* Problem requirements
Gather, from the listing beneath this task, every line holding the string "easy".

* Data provided
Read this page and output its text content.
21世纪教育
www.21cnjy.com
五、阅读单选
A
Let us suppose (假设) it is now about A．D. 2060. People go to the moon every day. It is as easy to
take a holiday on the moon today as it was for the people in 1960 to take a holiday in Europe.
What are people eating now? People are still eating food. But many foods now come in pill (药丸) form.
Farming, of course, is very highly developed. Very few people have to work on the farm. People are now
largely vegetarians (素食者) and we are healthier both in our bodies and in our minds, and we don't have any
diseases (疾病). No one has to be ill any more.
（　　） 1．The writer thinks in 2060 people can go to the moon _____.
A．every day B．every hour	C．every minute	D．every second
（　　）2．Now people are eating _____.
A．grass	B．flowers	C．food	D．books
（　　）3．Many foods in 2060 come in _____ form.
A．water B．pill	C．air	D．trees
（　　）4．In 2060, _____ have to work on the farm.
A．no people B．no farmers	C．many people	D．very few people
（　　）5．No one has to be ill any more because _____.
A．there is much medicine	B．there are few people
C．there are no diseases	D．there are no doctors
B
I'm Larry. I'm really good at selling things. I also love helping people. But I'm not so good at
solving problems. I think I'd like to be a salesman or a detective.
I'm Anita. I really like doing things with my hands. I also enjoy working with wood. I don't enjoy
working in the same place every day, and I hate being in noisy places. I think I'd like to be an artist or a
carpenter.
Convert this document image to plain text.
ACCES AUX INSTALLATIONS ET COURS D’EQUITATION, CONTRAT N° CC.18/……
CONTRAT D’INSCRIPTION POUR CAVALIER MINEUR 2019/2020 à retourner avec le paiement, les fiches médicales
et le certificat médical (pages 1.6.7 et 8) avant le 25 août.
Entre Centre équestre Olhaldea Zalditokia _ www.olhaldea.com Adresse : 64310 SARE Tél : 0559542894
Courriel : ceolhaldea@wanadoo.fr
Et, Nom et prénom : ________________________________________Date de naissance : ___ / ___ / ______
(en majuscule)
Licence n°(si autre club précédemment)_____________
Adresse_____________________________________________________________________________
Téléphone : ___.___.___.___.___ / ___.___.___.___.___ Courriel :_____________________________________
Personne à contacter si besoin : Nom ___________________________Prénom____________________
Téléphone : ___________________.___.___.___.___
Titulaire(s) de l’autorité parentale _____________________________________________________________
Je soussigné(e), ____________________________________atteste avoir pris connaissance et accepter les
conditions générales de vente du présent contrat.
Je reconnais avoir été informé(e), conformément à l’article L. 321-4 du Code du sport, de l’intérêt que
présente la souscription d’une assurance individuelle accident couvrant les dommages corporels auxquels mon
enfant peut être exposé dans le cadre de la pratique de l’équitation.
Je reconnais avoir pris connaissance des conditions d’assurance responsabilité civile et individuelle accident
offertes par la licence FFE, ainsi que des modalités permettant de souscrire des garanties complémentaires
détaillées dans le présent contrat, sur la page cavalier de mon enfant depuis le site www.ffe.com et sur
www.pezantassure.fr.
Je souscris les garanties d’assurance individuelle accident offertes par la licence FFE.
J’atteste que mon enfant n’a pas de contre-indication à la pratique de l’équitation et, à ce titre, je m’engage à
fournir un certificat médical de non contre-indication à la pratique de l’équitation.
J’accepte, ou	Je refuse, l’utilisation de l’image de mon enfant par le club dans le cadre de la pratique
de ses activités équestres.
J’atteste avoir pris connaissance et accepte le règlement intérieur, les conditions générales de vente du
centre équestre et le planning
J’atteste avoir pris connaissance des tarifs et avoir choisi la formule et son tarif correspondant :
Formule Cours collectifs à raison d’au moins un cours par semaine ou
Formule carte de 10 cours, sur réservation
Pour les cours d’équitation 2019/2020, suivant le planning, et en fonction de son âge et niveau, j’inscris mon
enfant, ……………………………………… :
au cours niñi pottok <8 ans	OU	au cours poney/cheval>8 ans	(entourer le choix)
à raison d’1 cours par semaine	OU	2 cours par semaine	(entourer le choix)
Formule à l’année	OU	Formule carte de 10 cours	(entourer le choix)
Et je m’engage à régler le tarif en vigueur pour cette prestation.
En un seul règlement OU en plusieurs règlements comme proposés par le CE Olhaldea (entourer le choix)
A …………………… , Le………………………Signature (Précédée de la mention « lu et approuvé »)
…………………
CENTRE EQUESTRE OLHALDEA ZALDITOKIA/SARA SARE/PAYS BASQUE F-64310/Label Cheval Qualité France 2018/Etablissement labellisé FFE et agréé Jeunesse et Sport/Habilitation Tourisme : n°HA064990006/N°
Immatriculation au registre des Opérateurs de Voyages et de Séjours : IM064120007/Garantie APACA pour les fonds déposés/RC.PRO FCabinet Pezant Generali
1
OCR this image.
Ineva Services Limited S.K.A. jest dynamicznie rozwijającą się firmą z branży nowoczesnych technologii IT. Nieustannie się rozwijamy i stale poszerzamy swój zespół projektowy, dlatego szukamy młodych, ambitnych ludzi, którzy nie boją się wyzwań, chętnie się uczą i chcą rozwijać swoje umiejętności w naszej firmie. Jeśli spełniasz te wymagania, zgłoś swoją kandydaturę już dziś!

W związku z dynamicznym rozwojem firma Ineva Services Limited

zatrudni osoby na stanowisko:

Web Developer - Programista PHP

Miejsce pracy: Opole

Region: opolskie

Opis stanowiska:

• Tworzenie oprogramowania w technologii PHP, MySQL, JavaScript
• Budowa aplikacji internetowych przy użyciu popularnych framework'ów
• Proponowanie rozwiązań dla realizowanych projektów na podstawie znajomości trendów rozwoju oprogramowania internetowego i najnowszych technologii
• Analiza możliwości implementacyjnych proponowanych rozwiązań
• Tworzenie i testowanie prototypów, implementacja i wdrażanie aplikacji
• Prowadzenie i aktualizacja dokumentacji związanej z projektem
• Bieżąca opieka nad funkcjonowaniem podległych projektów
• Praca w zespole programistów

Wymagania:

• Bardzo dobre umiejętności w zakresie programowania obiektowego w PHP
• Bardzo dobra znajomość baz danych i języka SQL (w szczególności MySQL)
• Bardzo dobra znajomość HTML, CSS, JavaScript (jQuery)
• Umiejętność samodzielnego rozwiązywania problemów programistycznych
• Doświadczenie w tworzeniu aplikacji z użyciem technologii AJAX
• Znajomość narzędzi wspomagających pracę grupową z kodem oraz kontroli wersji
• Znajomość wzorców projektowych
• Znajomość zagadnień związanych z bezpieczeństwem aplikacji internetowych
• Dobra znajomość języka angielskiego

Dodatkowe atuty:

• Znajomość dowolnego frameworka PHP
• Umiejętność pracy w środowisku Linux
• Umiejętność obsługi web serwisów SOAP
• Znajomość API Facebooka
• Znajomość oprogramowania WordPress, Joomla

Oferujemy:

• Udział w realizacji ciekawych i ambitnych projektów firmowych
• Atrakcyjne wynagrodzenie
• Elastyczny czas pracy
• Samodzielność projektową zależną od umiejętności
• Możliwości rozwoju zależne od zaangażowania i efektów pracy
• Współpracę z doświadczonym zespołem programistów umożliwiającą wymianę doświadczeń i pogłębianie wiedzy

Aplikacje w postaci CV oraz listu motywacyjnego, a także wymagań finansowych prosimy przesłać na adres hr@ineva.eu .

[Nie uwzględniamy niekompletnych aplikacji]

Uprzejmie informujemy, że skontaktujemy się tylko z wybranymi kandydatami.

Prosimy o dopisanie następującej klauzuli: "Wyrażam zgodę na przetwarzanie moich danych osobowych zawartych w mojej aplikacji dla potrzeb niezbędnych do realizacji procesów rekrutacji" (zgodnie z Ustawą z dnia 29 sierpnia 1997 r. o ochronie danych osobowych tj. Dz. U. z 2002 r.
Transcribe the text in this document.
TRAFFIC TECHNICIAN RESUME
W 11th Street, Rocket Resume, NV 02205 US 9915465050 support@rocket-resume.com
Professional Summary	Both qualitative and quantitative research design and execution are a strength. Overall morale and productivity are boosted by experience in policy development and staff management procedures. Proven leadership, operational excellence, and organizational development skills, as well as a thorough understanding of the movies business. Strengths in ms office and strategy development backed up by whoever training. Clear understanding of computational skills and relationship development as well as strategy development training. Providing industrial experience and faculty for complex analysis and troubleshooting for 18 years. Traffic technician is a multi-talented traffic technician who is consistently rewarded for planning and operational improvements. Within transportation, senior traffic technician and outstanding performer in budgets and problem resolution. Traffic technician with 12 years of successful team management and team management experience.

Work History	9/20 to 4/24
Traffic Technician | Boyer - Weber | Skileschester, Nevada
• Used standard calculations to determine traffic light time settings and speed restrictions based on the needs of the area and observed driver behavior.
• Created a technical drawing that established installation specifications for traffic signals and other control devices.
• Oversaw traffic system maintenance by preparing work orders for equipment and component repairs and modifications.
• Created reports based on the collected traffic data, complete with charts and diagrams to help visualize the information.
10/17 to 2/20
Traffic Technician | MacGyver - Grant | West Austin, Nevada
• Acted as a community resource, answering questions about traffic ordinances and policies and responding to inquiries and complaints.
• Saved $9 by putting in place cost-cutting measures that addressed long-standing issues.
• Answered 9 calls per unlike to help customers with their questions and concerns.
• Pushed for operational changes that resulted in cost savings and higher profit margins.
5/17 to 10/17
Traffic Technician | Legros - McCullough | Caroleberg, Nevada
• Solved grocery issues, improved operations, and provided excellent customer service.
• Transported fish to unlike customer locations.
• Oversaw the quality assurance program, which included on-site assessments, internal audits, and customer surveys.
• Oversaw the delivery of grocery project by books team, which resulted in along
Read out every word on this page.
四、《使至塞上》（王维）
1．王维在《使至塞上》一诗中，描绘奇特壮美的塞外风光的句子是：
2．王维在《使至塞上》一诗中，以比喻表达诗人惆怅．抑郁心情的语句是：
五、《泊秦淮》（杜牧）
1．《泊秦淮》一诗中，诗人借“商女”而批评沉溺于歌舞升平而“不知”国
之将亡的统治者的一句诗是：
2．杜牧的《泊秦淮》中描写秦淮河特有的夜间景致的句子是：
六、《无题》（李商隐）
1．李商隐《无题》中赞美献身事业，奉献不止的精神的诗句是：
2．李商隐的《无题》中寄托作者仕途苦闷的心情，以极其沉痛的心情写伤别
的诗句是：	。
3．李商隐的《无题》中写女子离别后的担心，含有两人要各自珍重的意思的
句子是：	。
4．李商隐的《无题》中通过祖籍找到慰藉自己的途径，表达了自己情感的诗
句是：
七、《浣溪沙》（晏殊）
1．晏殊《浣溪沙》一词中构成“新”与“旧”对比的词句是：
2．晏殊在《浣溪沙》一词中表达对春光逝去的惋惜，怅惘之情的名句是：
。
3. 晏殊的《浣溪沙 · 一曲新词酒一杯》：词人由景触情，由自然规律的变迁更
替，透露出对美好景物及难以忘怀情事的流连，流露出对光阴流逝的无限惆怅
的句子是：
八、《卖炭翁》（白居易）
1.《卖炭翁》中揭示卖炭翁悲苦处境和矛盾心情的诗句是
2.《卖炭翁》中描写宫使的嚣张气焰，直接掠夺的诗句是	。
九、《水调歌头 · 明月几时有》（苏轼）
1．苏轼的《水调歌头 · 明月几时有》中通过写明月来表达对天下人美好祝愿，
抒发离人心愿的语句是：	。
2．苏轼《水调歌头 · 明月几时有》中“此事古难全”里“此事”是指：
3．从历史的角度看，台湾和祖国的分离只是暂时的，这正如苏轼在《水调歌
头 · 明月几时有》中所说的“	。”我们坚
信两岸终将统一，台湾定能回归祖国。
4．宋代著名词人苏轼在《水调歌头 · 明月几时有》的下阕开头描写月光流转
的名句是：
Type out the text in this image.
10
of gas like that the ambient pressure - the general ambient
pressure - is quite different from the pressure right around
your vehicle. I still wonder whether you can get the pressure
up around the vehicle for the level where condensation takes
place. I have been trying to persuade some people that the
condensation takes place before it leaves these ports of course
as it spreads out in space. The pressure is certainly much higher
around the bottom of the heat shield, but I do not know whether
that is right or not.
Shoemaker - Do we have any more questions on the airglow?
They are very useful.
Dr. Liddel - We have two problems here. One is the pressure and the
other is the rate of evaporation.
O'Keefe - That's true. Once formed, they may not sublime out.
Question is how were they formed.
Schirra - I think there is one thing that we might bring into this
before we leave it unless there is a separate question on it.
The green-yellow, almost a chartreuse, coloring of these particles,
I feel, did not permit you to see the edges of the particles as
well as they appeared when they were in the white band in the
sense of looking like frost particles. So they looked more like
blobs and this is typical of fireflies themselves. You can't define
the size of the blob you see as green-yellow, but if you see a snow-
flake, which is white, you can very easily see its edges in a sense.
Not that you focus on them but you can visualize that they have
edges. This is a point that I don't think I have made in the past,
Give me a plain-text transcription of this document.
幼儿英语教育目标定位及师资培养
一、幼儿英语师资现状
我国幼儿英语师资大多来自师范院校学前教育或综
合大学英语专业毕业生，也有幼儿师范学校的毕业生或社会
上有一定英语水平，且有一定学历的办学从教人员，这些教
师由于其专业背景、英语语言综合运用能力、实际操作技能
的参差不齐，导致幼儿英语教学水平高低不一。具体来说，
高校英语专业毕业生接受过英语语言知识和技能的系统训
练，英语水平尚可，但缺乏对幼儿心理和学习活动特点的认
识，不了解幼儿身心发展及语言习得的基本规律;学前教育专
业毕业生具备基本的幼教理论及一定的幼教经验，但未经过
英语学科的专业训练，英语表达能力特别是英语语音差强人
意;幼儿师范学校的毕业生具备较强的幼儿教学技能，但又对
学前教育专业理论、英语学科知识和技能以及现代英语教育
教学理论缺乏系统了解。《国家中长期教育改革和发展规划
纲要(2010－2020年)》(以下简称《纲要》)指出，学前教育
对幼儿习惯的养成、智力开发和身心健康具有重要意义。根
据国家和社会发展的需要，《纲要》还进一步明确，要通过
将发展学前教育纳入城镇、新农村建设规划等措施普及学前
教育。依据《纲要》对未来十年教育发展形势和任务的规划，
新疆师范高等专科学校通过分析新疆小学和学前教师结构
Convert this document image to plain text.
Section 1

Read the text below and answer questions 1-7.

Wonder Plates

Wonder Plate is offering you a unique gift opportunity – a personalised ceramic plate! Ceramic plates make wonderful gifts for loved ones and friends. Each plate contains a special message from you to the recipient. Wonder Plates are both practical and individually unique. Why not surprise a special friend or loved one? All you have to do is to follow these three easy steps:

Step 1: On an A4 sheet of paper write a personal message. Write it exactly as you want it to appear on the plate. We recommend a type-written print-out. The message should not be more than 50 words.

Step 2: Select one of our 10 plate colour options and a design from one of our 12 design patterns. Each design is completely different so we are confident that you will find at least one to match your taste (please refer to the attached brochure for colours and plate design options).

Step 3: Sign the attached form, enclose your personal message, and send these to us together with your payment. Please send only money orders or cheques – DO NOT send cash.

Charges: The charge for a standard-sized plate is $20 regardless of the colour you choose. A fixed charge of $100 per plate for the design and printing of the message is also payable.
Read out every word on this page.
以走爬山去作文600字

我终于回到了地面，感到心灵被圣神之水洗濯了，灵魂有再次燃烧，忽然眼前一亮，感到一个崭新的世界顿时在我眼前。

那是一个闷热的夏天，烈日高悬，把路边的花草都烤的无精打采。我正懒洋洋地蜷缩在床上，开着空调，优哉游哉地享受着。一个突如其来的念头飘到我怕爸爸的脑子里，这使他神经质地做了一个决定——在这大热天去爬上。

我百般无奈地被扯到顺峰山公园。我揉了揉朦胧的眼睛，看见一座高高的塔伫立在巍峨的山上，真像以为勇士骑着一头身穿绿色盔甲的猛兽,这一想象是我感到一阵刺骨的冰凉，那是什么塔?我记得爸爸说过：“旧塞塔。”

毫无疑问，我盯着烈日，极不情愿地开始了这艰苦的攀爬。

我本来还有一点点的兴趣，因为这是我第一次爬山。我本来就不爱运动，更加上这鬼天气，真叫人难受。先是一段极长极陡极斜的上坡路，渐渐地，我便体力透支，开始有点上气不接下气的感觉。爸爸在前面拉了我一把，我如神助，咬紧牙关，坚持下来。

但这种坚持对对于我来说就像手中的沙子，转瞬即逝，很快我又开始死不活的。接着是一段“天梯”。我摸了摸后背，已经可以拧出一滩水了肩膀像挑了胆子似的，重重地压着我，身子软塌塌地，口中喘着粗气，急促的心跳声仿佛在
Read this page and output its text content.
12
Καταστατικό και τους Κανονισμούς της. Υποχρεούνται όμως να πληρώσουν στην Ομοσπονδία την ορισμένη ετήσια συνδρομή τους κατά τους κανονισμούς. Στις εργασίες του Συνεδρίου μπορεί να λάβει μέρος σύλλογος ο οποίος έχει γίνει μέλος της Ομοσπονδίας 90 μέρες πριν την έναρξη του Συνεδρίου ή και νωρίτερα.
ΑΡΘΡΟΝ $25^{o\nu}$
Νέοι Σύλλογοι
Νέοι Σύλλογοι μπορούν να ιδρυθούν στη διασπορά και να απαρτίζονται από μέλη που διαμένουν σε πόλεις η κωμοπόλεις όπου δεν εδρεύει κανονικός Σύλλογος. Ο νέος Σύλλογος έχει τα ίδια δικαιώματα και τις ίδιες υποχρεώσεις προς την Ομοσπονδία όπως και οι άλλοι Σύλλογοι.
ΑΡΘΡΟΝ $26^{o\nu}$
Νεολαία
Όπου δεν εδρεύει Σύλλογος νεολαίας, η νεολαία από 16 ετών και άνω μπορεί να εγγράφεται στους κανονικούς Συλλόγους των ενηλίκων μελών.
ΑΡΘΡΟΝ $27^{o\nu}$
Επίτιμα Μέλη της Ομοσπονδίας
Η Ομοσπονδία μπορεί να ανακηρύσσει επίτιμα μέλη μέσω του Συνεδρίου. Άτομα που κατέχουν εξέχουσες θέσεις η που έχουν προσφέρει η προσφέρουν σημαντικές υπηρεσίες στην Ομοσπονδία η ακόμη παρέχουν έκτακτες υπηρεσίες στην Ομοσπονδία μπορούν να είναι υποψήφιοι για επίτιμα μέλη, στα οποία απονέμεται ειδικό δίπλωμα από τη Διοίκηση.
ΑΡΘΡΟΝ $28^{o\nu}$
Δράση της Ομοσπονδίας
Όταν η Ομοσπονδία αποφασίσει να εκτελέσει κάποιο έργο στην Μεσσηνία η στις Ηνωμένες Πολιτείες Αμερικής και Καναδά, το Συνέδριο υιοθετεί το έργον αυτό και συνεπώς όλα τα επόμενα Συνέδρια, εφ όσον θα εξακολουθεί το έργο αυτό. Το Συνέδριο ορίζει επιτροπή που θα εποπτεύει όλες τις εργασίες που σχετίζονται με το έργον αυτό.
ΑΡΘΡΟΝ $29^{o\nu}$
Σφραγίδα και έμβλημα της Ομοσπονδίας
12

* Result for this task
Let us suppose (假设) it is now about A．D. 2060. People go to the moon every day. It is as easy to
Wonder Plate is offering you a unique gift opportunity – a personalised ceramic plate! Ceramic plates make wonderful gifts for loved ones and friends. Each plate contains a special message from you to the recipient. Wonder Plates are both practical and individually unique. Why not surprise a special friend or loved one? All you have to do is to follow these three easy steps:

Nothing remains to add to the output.